(Data records)
»»
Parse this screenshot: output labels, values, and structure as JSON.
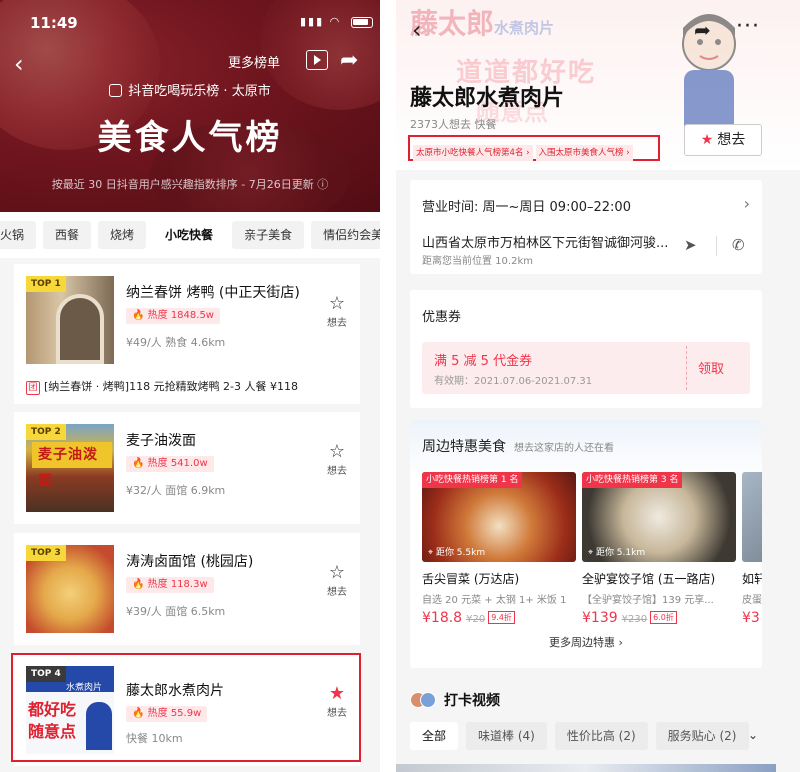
{
  "left": {
    "status": {
      "time": "11:49"
    },
    "header": {
      "more_lists": "更多榜单",
      "brand_line": "抖音吃喝玩乐榜 · 太原市",
      "title": "美食人气榜",
      "subnote": "按最近 30 日抖音用户感兴趣指数排序 - 7月26日更新 ⓘ"
    },
    "categories": [
      "火锅",
      "西餐",
      "烧烤",
      "小吃快餐",
      "亲子美食",
      "情侣约会美"
    ],
    "active_category": "小吃快餐",
    "want_label": "想去",
    "items": [
      {
        "rank": "TOP 1",
        "name": "纳兰春饼 烤鸭 (中正天街店)",
        "heat": "热度 1848.5w",
        "meta": "¥49/人   熟食   4.6km",
        "deal": "[纳兰春饼 · 烤鸭]118 元抢精致烤鸭 2-3 人餐  ¥118",
        "deal_tag": "团"
      },
      {
        "rank": "TOP 2",
        "name": "麦子油泼面",
        "heat": "热度 541.0w",
        "meta": "¥32/人   面馆   6.9km",
        "sign": "麦子油泼面"
      },
      {
        "rank": "TOP 3",
        "name": "涛涛卤面馆 (桃园店)",
        "heat": "热度 118.3w",
        "meta": "¥39/人   面馆   6.5km"
      },
      {
        "rank": "TOP 4",
        "name": "藤太郎水煮肉片",
        "heat": "热度 55.9w",
        "meta": "快餐   10km",
        "thumb_brand": "水煮肉片",
        "thumb_line1": "都好吃",
        "thumb_line2": "随意点"
      }
    ]
  },
  "right": {
    "watermark": {
      "brand": "藤太郎",
      "brand_sub": "水煮肉片",
      "slogan": "道道都好吃",
      "slogan2": "随意点"
    },
    "shop": {
      "name": "藤太郎水煮肉片",
      "sub": "2373人想去   快餐",
      "ranks": [
        "太原市小吃快餐人气榜第4名 ›",
        "入围太原市美食人气榜 ›"
      ],
      "want_button": "想去"
    },
    "info": {
      "hours": "营业时间: 周一~周日 09:00–22:00",
      "address": "山西省太原市万柏林区下元街智诚御河骏...",
      "distance": "距离您当前位置 10.2km"
    },
    "coupon": {
      "title": "优惠券",
      "name": "满 5 减 5 代金券",
      "validity": "有效期：2021.07.06-2021.07.31",
      "button": "领取"
    },
    "nearby": {
      "title": "周边特惠美食",
      "subtitle": "想去这家店的人还在看",
      "items": [
        {
          "tag": "小吃快餐热销榜第 1 名",
          "distance": "距你 5.5km",
          "name": "舌尖冒菜 (万达店)",
          "desc": "自选 20 元菜 + 太钢 1+ 米饭 1",
          "price": "¥18.8",
          "old": "¥20",
          "discount": "9.4折"
        },
        {
          "tag": "小吃快餐热销榜第 3 名",
          "distance": "距你 5.1km",
          "name": "全驴宴饺子馆 (五一路店)",
          "desc": "【全驴宴饺子馆】139 元享...",
          "price": "¥139",
          "old": "¥230",
          "discount": "6.0折"
        },
        {
          "tag": "",
          "distance": "",
          "name": "如轩",
          "desc": "皮蛋",
          "price": "¥3",
          "old": "",
          "discount": ""
        }
      ],
      "more": "更多周边特惠 ›"
    },
    "checkin": {
      "title": "打卡视频"
    },
    "filters": [
      "全部",
      "味道棒 (4)",
      "性价比高 (2)",
      "服务贴心 (2)"
    ],
    "active_filter": "全部"
  },
  "colors": {
    "accent": "#f0354a",
    "highlight": "#e0202e",
    "top_tag": "#f7d83a",
    "hero": "#8e1f2a"
  }
}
««
## Task to complete
Write out every line above exactly as it is, leaving out the pictures.

## Output
Parse this screenshot: output labels, values, and structure as JSON.
{
  "left": {
    "status": {
      "time": "11:49"
    },
    "header": {
      "more_lists": "更多榜单",
      "brand_line": "抖音吃喝玩乐榜 · 太原市",
      "title": "美食人气榜",
      "subnote": "按最近 30 日抖音用户感兴趣指数排序 - 7月26日更新 ⓘ"
    },
    "categories": [
      "火锅",
      "西餐",
      "烧烤",
      "小吃快餐",
      "亲子美食",
      "情侣约会美"
    ],
    "active_category": "小吃快餐",
    "want_label": "想去",
    "items": [
      {
        "rank": "TOP 1",
        "name": "纳兰春饼 烤鸭 (中正天街店)",
        "heat": "热度 1848.5w",
        "meta": "¥49/人   熟食   4.6km",
        "deal": "[纳兰春饼 · 烤鸭]118 元抢精致烤鸭 2-3 人餐  ¥118",
        "deal_tag": "团"
      },
      {
        "rank": "TOP 2",
        "name": "麦子油泼面",
        "heat": "热度 541.0w",
        "meta": "¥32/人   面馆   6.9km",
        "sign": "麦子油泼面"
      },
      {
        "rank": "TOP 3",
        "name": "涛涛卤面馆 (桃园店)",
        "heat": "热度 118.3w",
        "meta": "¥39/人   面馆   6.5km"
      },
      {
        "rank": "TOP 4",
        "name": "藤太郎水煮肉片",
        "heat": "热度 55.9w",
        "meta": "快餐   10km",
        "thumb_brand": "水煮肉片",
        "thumb_line1": "都好吃",
        "thumb_line2": "随意点"
      }
    ]
  },
  "right": {
    "watermark": {
      "brand": "藤太郎",
      "brand_sub": "水煮肉片",
      "slogan": "道道都好吃",
      "slogan2": "随意点"
    },
    "shop": {
      "name": "藤太郎水煮肉片",
      "sub": "2373人想去   快餐",
      "ranks": [
        "太原市小吃快餐人气榜第4名 ›",
        "入围太原市美食人气榜 ›"
      ],
      "want_button": "想去"
    },
    "info": {
      "hours": "营业时间: 周一~周日 09:00–22:00",
      "address": "山西省太原市万柏林区下元街智诚御河骏...",
      "distance": "距离您当前位置 10.2km"
    },
    "coupon": {
      "title": "优惠券",
      "name": "满 5 减 5 代金券",
      "validity": "有效期：2021.07.06-2021.07.31",
      "button": "领取"
    },
    "nearby": {
      "title": "周边特惠美食",
      "subtitle": "想去这家店的人还在看",
      "items": [
        {
          "tag": "小吃快餐热销榜第 1 名",
          "distance": "距你 5.5km",
          "name": "舌尖冒菜 (万达店)",
          "desc": "自选 20 元菜 + 太钢 1+ 米饭 1",
          "price": "¥18.8",
          "old": "¥20",
          "discount": "9.4折"
        },
        {
          "tag": "小吃快餐热销榜第 3 名",
          "distance": "距你 5.1km",
          "name": "全驴宴饺子馆 (五一路店)",
          "desc": "【全驴宴饺子馆】139 元享...",
          "price": "¥139",
          "old": "¥230",
          "discount": "6.0折"
        },
        {
          "tag": "",
          "distance": "",
          "name": "如轩",
          "desc": "皮蛋",
          "price": "¥3",
          "old": "",
          "discount": ""
        }
      ],
      "more": "更多周边特惠 ›"
    },
    "checkin": {
      "title": "打卡视频"
    },
    "filters": [
      "全部",
      "味道棒 (4)",
      "性价比高 (2)",
      "服务贴心 (2)"
    ],
    "active_filter": "全部"
  },
  "colors": {
    "accent": "#f0354a",
    "highlight": "#e0202e",
    "top_tag": "#f7d83a",
    "hero": "#8e1f2a"
  }
}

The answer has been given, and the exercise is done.